What is being asked:
Check each line of the data below for the word "name", then extract the ones that have it.

Recorded data:
-*-*-
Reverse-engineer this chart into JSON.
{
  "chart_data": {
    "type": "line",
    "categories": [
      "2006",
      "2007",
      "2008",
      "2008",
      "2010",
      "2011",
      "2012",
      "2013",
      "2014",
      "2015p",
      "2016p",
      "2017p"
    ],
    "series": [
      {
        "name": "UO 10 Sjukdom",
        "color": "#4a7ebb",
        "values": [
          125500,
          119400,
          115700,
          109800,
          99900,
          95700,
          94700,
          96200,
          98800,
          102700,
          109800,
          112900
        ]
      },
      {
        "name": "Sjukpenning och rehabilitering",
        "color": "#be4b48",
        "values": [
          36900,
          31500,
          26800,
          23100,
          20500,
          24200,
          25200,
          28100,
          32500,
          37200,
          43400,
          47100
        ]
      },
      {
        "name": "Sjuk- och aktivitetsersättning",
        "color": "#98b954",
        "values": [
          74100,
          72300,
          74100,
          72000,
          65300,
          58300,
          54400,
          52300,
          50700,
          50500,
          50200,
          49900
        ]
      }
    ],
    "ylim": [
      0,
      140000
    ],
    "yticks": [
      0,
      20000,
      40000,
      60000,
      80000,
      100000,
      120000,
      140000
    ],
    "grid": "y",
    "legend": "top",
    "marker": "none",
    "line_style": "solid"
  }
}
-*-*-
Result of this task:
        "name": "UO 10 Sjukdom",
        "name": "Sjukpenning och rehabilitering",
        "name": "Sjuk- och aktivitetsersättning",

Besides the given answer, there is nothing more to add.